-- begin MATERIAL --

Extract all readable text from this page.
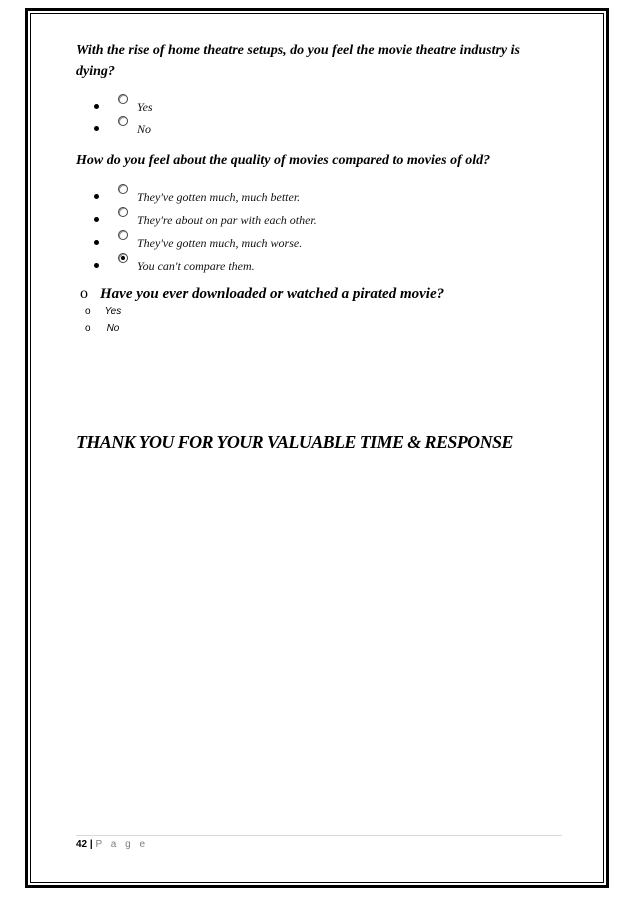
With the rise of home theatre setups, do you feel the movie theatre industry is dying?
Yes
No
How do you feel about the quality of movies compared to movies of old?
They've gotten much, much better.
They're about on par with each other.
They've gotten much, much worse.
You can't compare them.
o Have you ever downloaded or watched a pirated movie?
o Yes
o No
THANK YOU FOR YOUR VALUABLE TIME & RESPONSE
42 | P a g e
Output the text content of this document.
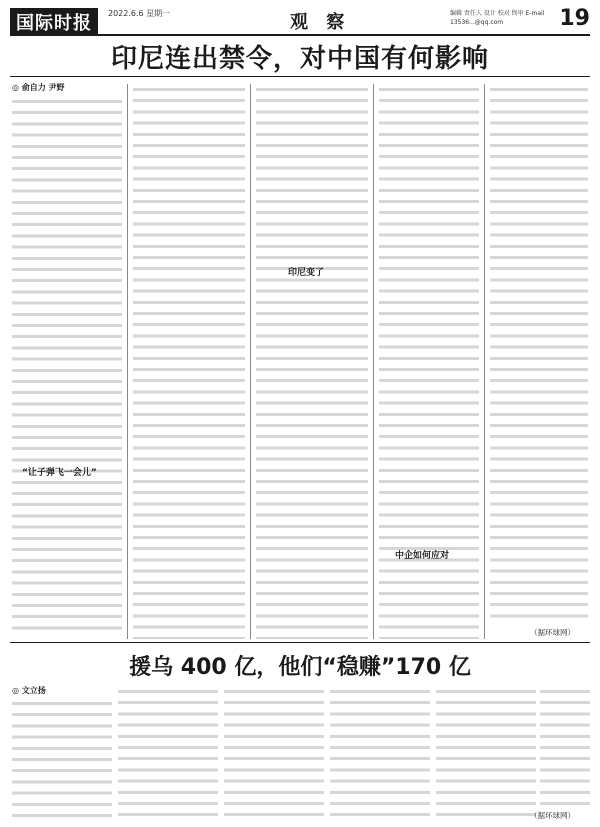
国际时报	2022.6.6 星期一	观 察	编辑 责任人 设计 校对 终审 E-mail 13536...@qq.com	19
印尼连出禁令，对中国有何影响
◎ 俞自力 尹野
“让子弹飞一会儿”
印尼变了
中企如何应对
（据环球网）
援乌 400 亿，他们“稳赚”170 亿
◎ 文立扬
（据环球网）
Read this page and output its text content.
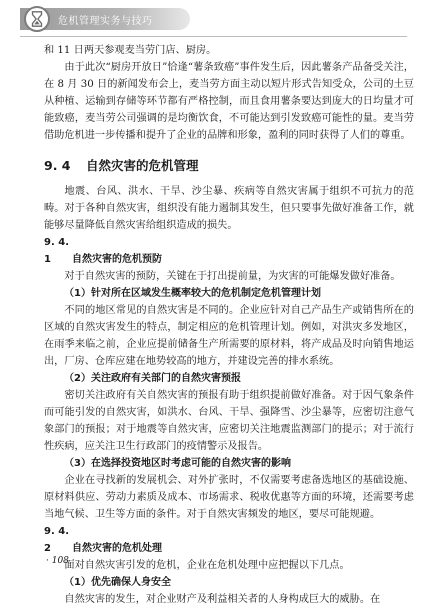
危机管理实务与技巧

和 11 日两天参观麦当劳门店、厨房。

由于此次“厨房开放日”恰逢“薯条致癌”事件发生后，因此薯条产品备受关注，在 8 月 30 日的新闻发布会上，麦当劳方面主动以短片形式告知受众，公司的土豆从种植、运输到存储等环节都有严格控制，而且食用薯条要达到庞大的日均量才可能致癌，麦当劳公司强调的是均衡饮食，不可能达到引发致癌可能性的量。麦当劳借助危机进一步传播和提升了企业的品牌和形象，盈利的同时获得了人们的尊重。

9. 4	自然灾害的危机管理

地震、台风、洪水、干旱、沙尘暴、疾病等自然灾害属于组织不可抗力的范畴。对于各种自然灾害，组织没有能力遏制其发生，但只要事先做好准备工作，就能够尽量降低自然灾害给组织造成的损失。

9. 4. 1 自然灾害的危机预防

对于自然灾害的预防，关键在于打出提前量，为灾害的可能爆发做好准备。

（1）针对所在区域发生概率较大的危机制定危机管理计划

不同的地区常见的自然灾害是不同的。企业应针对自己产品生产或销售所在的区域的自然灾害发生的特点，制定相应的危机管理计划。例如，对洪灾多发地区，在雨季来临之前，企业应提前储备生产所需要的原材料，将产成品及时向销售地运出，厂房、仓库应建在地势较高的地方，并建设完善的排水系统。

（2）关注政府有关部门的自然灾害预报

密切关注政府有关自然灾害的预报有助于组织提前做好准备。对于因气象条件而可能引发的自然灾害，如洪水、台风、干旱、强降雪、沙尘暴等，应密切注意气象部门的预报；对于地震等自然灾害，应密切关注地震监测部门的提示；对于流行性疾病，应关注卫生行政部门的疫情警示及报告。

（3）在选择投资地区时考虑可能的自然灾害的影响

企业在寻找新的发展机会、对外扩张时，不仅需要考虑备选地区的基础设施、原材料供应、劳动力素质及成本、市场需求、税收优惠等方面的环境，还需要考虑当地气候、卫生等方面的条件。对于自然灾害频发的地区，要尽可能规避。

9. 4. 2 自然灾害的危机处理

面对自然灾害引发的危机，企业在危机处理中应把握以下几点。

（1）优先确保人身安全

自然灾害的发生，对企业财产及利益相关者的人身构成巨大的威胁。在

· 108 ·
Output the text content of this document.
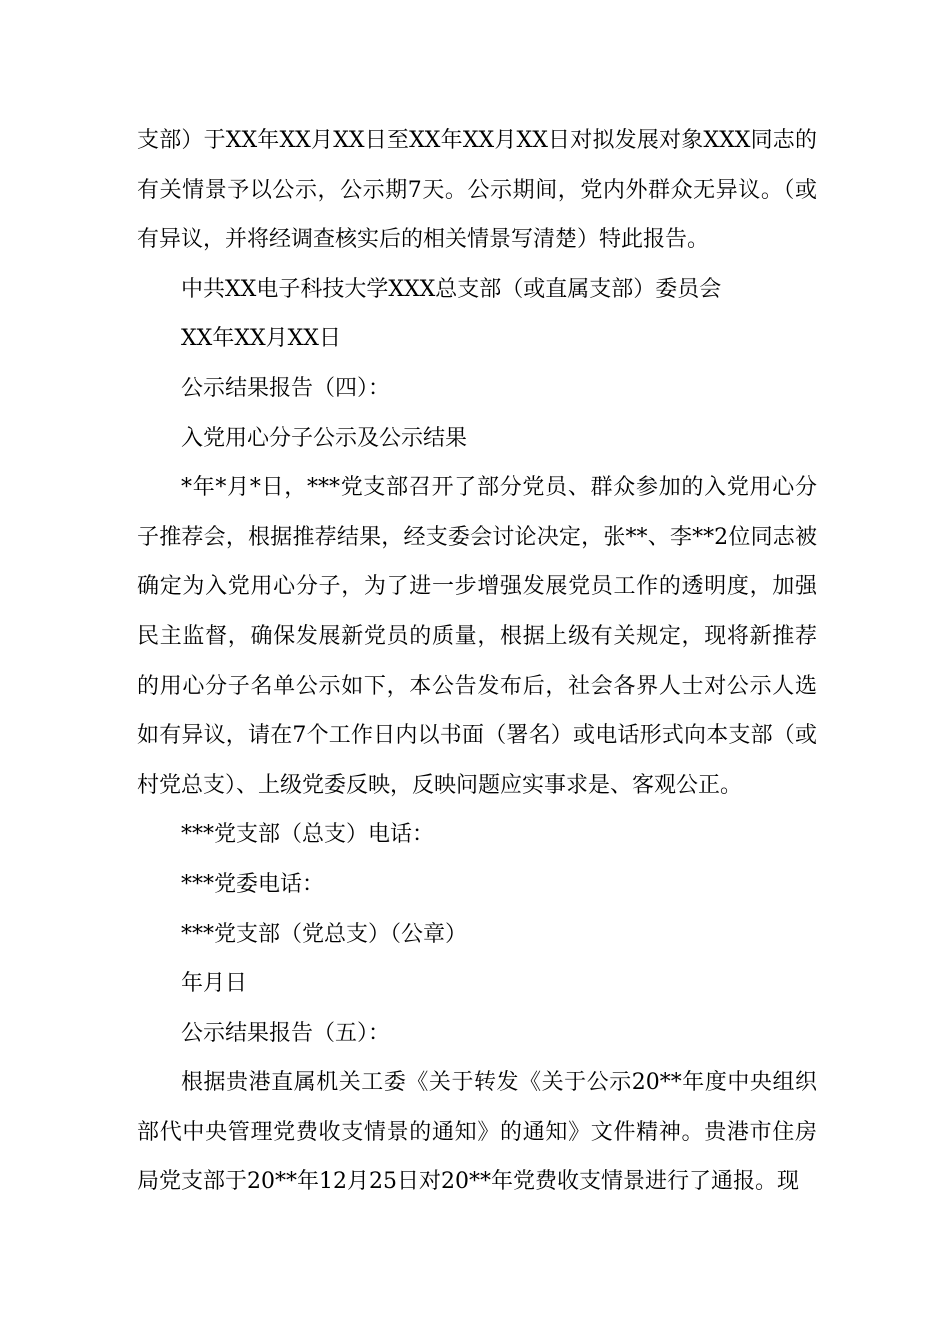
支部）于XX年XX月XX日至XX年XX月XX日对拟发展对象XXX同志的有关情景予以公示，公示期7天。公示期间，党内外群众无异议。（或有异议，并将经调查核实后的相关情景写清楚）特此报告。

中共XX电子科技大学XXX总支部（或直属支部）委员会

XX年XX月XX日

公示结果报告（四）：

入党用心分子公示及公示结果

*年*月*日，***党支部召开了部分党员、群众参加的入党用心分子推荐会，根据推荐结果，经支委会讨论决定，张**、李**2位同志被确定为入党用心分子，为了进一步增强发展党员工作的透明度，加强民主监督，确保发展新党员的质量，根据上级有关规定，现将新推荐的用心分子名单公示如下，本公告发布后，社会各界人士对公示人选如有异议，请在7个工作日内以书面（署名）或电话形式向本支部（或村党总支）、上级党委反映，反映问题应实事求是、客观公正。

***党支部（总支）电话：

***党委电话：

***党支部（党总支）（公章）

年月日

公示结果报告（五）：

根据贵港直属机关工委《关于转发《关于公示20**年度中央组织部代中央管理党费收支情景的通知》的通知》文件精神。贵港市住房局党支部于20**年12月25日对20**年党费收支情景进行了通报。现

-- end MATERIAL --

- _TASK DESCRIPTION_:
Of the lines above, copy each that contains "gotten".

- _SOLUTION TO THIS PROBLEM_:
They've gotten much, much better.
They've gotten much, much worse.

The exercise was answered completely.